**TASK DESCRIPTION**
Return the listing below exactly, with the pictures dropped.

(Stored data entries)
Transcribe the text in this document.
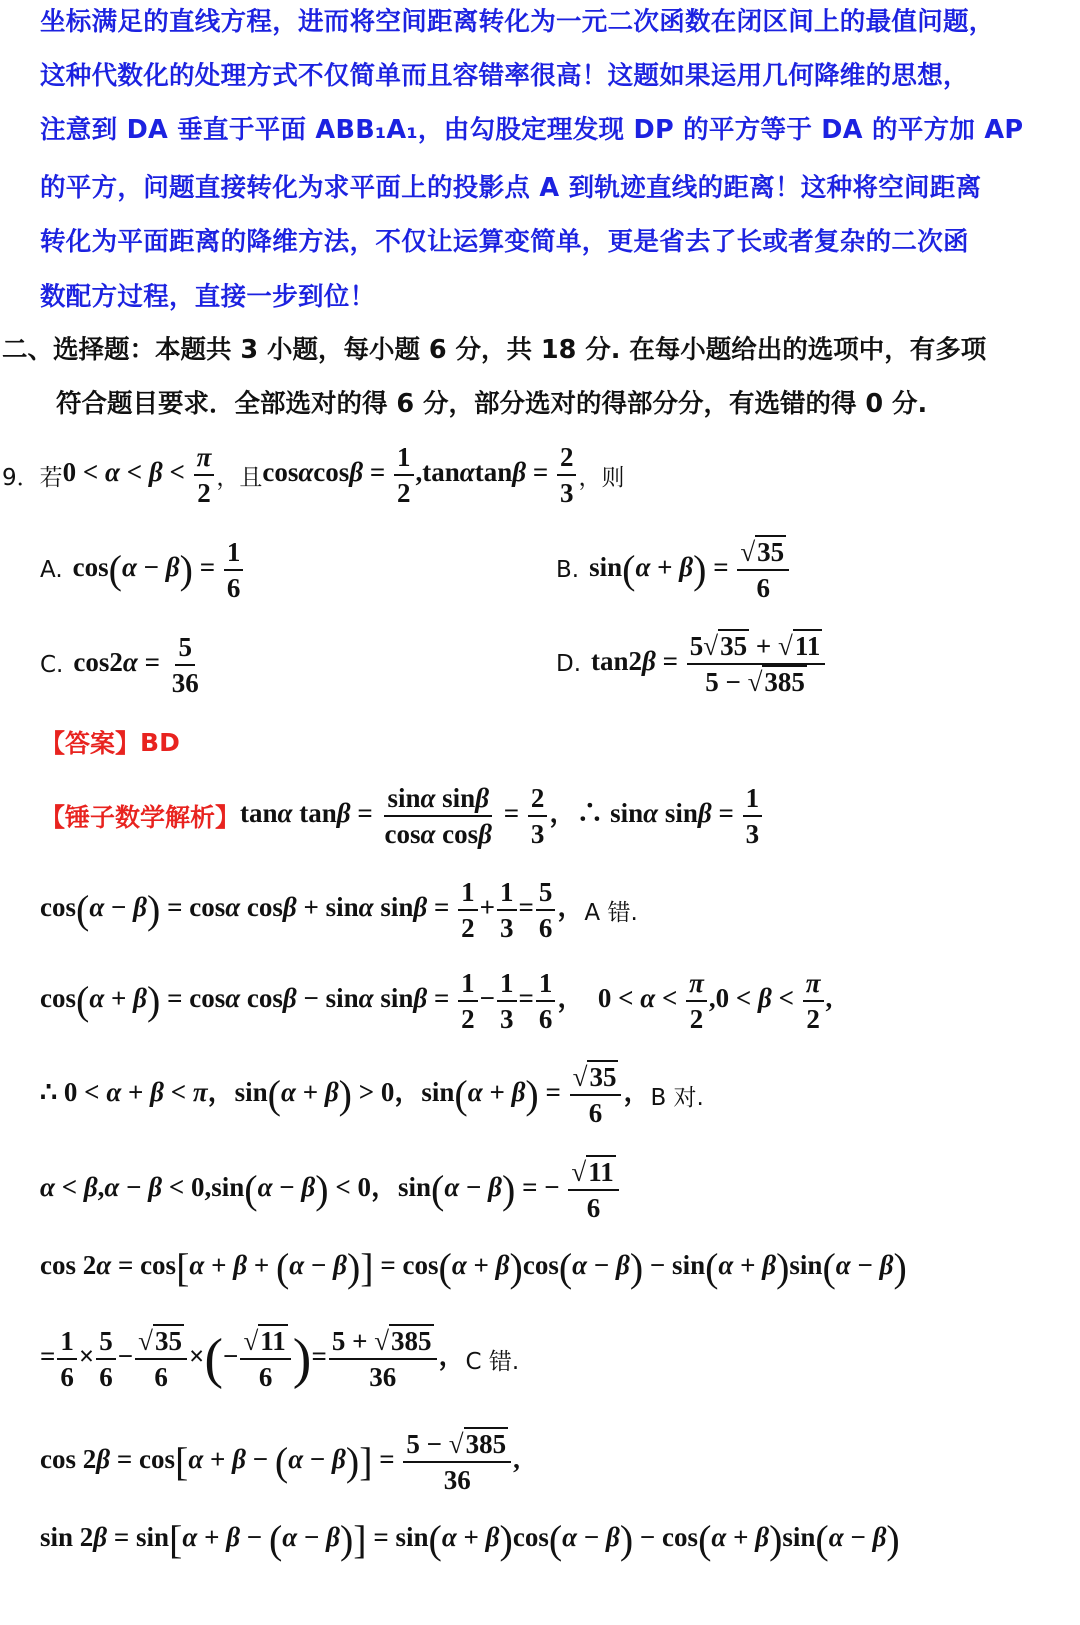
坐标满足的直线方程，进而将空间距离转化为一元二次函数在闭区间上的最值问题，
这种代数化的处理方式不仅简单而且容错率很高！这题如果运用几何降维的思想，
注意到 DA 垂直于平面 ABB₁A₁，由勾股定理发现 DP 的平方等于 DA 的平方加 AP
的平方，问题直接转化为求平面上的投影点 A 到轨迹直线的距离！这种将空间距离
转化为平面距离的降维方法，不仅让运算变简单，更是省去了长或者复杂的二次函
数配方过程，直接一步到位！
二、选择题：本题共 3 小题，每小题 6 分，共 18 分. 在每小题给出的选项中，有多项
符合题目要求．全部选对的得 6 分，部分选对的得部分分，有选错的得 0 分.
9． 若 $0 < \alpha < \beta < \frac{\pi}{2}$ ，且 $\cos\alpha\cos\beta = \frac{1}{2} ,\tan\alpha\tan\beta = \frac{2}{3}$ ，则
A. $\cos(\alpha - \beta) = \frac{1}{6}$	B. $\sin(\alpha + \beta) = \frac{√35}{6}$
C. $\cos 2\alpha = \frac{5}{36}$	D. $\tan 2\beta = \frac{5√35 + √11}{5 - √385}$
【答案】 BD
【锤子数学解析】 tanα $\tan\beta = \frac{\text{sinα sinβ}}{\text{cosα cosβ}} = \frac{2}{3}$ ，∴ sinα $\sin\beta = \frac{1}{3}$
cos(α − β) = cosα cosβ + sinα $\sin\beta = \frac{1}{2} + \frac{1}{3} = \frac{5}{6}$ ， A 错.
cos(α + β) = cosα cosβ − sinα $\sin\beta = \frac{1}{2} - \frac{1}{3} = \frac{1}{6}$ ，  $0 < \alpha < \frac{\pi}{2} ,0 < \beta < \frac{\pi}{2}$ ,
∴ 0 < α + β < π，sin(α + β) > 0，$\sin(\alpha + \beta) = \frac{√35}{6}$ ， B 对.
α < β,α − β < 0,sin(α − β) < 0，sin(α − β) = − $\frac{√11}{6}$
cos 2α = cos[α + β + (α − β)] = cos(α + β)cos(α − β) − sin(α + β)sin(α − β)
= $\frac{1}{6} \times \frac{5}{6} - \frac{√35}{6}$ ×(− $\frac{√11}{6}$ )= $\frac{5 + √385}{36}$ ， C 错.
$\cos 2\beta = \cos[\alpha + \beta - (\alpha - \beta)] = \frac{5 - √385}{36}$ ,
sin 2β = sin[α + β − (α − β)] = sin(α + β)cos(α − β) − cos(α + β)sin(α − β)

**EXERCISE OUTPUT**
Transcribe the text in this document.
坐标满足的直线方程，进而将空间距离转化为一元二次函数在闭区间上的最值问题，
这种代数化的处理方式不仅简单而且容错率很高！这题如果运用几何降维的思想，
注意到 DA 垂直于平面 ABB₁A₁，由勾股定理发现 DP 的平方等于 DA 的平方加 AP
的平方，问题直接转化为求平面上的投影点 A 到轨迹直线的距离！这种将空间距离
转化为平面距离的降维方法，不仅让运算变简单，更是省去了长或者复杂的二次函
数配方过程，直接一步到位！
二、选择题：本题共 3 小题，每小题 6 分，共 18 分. 在每小题给出的选项中，有多项
符合题目要求．全部选对的得 6 分，部分选对的得部分分，有选错的得 0 分.
9． 若 $0 < \alpha < \beta < \frac{\pi}{2}$ ，且 $\cos\alpha\cos\beta = \frac{1}{2} ,\tan\alpha\tan\beta = \frac{2}{3}$ ，则
A. $\cos(\alpha - \beta) = \frac{1}{6}$	B. $\sin(\alpha + \beta) = \frac{√35}{6}$
C. $\cos 2\alpha = \frac{5}{36}$	D. $\tan 2\beta = \frac{5√35 + √11}{5 - √385}$
【答案】 BD
【锤子数学解析】 tanα $\tan\beta = \frac{\text{sinα sinβ}}{\text{cosα cosβ}} = \frac{2}{3}$ ，∴ sinα $\sin\beta = \frac{1}{3}$
cos(α − β) = cosα cosβ + sinα $\sin\beta = \frac{1}{2} + \frac{1}{3} = \frac{5}{6}$ ， A 错.
cos(α + β) = cosα cosβ − sinα $\sin\beta = \frac{1}{2} - \frac{1}{3} = \frac{1}{6}$ ，  $0 < \alpha < \frac{\pi}{2} ,0 < \beta < \frac{\pi}{2}$ ,
∴ 0 < α + β < π，sin(α + β) > 0，$\sin(\alpha + \beta) = \frac{√35}{6}$ ， B 对.
α < β,α − β < 0,sin(α − β) < 0，sin(α − β) = − $\frac{√11}{6}$
cos 2α = cos[α + β + (α − β)] = cos(α + β)cos(α − β) − sin(α + β)sin(α − β)
= $\frac{1}{6} \times \frac{5}{6} - \frac{√35}{6}$ ×(− $\frac{√11}{6}$ )= $\frac{5 + √385}{36}$ ， C 错.
$\cos 2\beta = \cos[\alpha + \beta - (\alpha - \beta)] = \frac{5 - √385}{36}$ ,
sin 2β = sin[α + β − (α − β)] = sin(α + β)cos(α − β) − cos(α + β)sin(α − β)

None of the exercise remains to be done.